Request ▸ Present each line of the entries below that holds the word "Ángel".

Data entries ▸

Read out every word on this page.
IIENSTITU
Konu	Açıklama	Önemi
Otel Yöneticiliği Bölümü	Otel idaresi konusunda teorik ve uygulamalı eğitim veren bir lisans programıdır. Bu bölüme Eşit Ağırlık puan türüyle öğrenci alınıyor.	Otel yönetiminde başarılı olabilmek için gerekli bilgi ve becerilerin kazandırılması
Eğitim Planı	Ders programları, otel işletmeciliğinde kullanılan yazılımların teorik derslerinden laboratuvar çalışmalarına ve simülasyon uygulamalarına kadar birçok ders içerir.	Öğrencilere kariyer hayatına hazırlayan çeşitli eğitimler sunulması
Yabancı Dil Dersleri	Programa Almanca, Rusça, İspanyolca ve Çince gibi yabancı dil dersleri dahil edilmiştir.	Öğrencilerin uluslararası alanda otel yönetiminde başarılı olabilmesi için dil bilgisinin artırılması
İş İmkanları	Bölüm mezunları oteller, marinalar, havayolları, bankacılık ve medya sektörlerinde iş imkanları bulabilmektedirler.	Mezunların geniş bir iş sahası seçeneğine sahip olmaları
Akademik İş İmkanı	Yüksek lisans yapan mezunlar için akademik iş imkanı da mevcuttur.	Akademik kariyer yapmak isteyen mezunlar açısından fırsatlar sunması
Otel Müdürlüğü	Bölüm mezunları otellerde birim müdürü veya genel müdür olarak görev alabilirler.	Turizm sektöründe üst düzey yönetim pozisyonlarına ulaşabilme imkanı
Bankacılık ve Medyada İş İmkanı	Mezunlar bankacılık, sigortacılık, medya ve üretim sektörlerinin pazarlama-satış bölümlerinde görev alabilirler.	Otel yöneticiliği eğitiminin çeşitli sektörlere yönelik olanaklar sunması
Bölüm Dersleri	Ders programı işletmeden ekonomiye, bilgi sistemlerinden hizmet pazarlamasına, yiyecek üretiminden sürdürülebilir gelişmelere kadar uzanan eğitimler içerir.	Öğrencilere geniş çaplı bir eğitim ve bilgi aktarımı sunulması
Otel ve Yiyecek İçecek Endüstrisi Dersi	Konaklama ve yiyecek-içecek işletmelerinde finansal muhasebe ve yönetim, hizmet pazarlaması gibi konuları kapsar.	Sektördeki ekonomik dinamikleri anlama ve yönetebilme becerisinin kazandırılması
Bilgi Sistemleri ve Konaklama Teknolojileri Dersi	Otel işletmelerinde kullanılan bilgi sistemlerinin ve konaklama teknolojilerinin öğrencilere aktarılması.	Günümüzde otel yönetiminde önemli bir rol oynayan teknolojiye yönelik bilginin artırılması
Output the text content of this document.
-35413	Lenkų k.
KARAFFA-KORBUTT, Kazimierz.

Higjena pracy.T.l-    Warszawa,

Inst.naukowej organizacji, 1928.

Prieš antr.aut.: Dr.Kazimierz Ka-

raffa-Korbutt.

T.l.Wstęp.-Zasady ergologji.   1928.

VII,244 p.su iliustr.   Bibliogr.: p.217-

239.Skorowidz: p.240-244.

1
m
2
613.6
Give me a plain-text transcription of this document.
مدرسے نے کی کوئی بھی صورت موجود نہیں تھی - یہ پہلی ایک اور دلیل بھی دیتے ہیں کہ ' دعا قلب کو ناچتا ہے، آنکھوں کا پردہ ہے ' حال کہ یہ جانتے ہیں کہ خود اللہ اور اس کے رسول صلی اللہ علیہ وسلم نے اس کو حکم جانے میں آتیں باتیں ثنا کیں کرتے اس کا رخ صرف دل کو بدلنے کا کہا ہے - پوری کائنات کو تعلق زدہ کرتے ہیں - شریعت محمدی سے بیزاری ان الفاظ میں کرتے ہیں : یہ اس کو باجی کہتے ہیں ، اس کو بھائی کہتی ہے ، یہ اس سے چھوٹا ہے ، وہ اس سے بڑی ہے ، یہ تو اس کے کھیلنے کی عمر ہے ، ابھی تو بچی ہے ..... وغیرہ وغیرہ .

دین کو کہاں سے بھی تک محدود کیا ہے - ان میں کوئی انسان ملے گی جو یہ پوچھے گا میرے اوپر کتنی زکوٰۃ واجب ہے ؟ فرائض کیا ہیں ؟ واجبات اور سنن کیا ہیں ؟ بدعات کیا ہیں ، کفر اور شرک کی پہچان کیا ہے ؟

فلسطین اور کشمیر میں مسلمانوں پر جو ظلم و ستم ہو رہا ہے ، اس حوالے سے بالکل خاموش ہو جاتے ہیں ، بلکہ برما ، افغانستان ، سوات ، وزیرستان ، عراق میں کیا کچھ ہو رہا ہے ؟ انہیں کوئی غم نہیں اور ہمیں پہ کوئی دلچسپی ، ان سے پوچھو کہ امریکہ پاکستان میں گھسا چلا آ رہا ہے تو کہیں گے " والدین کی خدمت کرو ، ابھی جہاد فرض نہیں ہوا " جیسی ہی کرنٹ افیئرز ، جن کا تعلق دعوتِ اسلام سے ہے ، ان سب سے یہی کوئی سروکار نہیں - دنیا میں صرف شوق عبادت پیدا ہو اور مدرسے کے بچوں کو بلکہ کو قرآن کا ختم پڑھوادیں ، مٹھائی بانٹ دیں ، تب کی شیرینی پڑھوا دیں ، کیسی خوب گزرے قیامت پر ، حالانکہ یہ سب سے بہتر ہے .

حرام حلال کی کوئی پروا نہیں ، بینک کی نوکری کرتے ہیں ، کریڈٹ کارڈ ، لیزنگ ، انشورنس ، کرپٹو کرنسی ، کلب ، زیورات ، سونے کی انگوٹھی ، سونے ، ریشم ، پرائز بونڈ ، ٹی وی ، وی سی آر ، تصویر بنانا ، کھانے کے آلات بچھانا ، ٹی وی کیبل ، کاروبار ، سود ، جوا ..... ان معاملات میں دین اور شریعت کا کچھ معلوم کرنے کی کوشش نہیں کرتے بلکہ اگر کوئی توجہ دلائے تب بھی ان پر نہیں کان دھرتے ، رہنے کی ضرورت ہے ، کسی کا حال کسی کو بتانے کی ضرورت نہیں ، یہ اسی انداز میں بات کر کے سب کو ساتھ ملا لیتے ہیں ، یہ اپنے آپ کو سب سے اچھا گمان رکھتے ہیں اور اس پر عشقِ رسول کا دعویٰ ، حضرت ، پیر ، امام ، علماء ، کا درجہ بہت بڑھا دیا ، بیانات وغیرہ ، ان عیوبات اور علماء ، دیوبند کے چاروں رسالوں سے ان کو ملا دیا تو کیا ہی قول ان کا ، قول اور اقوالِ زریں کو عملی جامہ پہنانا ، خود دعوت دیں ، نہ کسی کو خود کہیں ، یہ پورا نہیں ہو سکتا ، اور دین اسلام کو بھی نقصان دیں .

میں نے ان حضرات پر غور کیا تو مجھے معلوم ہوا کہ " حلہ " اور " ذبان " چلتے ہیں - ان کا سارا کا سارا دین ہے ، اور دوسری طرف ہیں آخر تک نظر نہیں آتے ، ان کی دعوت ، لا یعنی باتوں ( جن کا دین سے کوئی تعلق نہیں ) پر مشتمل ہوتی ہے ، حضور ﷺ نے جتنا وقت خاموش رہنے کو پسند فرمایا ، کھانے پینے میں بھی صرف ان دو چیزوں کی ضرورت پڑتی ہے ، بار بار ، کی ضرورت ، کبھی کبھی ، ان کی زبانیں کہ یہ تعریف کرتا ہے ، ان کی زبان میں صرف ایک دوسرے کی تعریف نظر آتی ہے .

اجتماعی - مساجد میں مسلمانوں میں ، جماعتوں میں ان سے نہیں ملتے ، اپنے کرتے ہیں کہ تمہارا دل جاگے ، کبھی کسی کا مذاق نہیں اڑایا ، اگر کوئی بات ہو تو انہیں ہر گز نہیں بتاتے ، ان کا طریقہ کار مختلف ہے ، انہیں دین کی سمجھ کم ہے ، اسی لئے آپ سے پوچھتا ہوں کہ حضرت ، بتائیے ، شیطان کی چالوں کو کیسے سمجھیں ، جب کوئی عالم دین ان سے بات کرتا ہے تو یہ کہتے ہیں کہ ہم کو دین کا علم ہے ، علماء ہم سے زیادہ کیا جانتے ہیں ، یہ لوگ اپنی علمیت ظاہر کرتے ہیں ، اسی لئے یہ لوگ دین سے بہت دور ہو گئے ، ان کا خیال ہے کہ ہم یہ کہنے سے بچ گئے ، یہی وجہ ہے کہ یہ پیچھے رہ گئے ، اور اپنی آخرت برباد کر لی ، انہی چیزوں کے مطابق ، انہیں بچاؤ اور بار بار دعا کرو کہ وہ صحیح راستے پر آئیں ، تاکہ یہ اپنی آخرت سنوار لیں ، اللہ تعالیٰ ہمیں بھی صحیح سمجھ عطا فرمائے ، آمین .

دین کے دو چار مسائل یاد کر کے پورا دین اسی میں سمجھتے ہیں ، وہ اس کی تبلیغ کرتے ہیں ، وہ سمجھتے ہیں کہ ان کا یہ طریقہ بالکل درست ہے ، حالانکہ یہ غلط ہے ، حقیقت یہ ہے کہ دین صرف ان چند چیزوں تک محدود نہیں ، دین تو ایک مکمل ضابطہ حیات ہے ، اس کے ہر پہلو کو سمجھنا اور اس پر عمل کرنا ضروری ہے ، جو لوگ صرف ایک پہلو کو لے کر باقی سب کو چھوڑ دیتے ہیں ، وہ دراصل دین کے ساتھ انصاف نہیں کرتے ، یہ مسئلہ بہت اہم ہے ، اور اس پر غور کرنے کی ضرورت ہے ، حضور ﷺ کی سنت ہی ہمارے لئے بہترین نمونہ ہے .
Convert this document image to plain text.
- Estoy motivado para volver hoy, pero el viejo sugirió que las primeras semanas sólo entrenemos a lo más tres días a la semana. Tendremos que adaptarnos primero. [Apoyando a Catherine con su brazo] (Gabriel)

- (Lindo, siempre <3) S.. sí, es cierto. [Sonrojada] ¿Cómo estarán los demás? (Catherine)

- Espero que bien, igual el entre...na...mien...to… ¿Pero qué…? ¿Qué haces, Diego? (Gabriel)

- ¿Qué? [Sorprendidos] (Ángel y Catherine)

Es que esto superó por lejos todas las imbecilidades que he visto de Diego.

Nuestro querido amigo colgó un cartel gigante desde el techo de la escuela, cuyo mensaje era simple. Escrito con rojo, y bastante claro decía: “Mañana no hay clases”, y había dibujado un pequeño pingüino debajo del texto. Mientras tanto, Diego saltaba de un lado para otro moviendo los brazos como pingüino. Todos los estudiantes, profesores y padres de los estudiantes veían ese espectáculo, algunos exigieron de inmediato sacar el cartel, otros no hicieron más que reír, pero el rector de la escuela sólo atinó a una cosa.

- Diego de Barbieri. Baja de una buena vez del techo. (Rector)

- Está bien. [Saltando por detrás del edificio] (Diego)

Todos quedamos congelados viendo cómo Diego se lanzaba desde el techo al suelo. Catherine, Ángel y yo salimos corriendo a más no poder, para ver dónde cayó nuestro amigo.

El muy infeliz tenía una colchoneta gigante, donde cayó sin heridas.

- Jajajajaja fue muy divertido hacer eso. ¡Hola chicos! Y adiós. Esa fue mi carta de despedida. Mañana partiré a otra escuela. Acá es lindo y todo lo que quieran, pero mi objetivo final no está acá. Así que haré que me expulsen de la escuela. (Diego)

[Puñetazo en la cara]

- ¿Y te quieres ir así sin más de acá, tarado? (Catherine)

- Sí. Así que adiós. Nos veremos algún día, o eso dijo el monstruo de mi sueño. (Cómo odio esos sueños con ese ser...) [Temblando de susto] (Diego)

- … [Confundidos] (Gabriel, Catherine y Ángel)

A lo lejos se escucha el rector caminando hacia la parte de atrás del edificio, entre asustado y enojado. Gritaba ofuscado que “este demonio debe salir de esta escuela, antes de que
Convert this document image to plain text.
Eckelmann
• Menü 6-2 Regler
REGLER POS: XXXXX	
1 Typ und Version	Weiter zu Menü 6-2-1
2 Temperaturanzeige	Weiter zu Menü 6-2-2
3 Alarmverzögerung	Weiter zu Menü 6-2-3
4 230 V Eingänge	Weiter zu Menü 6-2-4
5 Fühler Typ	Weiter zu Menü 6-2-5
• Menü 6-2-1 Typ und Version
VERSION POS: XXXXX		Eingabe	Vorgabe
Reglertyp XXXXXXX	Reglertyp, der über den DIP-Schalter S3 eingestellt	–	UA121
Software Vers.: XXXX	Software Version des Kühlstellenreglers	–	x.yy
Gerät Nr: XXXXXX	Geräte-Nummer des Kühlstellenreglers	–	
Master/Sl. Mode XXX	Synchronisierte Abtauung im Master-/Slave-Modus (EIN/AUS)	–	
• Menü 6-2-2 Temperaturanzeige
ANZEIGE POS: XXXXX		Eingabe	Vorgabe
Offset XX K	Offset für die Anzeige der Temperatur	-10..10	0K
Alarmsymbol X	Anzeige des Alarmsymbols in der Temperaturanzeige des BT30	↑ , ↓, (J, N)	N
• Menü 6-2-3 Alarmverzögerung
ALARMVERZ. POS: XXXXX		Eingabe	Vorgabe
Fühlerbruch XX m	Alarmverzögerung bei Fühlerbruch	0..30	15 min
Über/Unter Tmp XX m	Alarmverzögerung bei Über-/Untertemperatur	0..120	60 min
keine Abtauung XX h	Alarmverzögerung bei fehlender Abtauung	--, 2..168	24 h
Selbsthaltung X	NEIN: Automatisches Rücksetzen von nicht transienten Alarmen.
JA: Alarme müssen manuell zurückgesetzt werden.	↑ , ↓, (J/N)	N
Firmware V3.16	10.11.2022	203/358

Result of this task ▸
- ¿Qué? [Sorprendidos] (Ángel y Catherine)
Todos quedamos congelados viendo cómo Diego se lanzaba desde el techo al suelo. Catherine, Ángel y yo salimos corriendo a más no poder, para ver dónde cayó nuestro amigo.
- … [Confundidos] (Gabriel, Catherine y Ángel)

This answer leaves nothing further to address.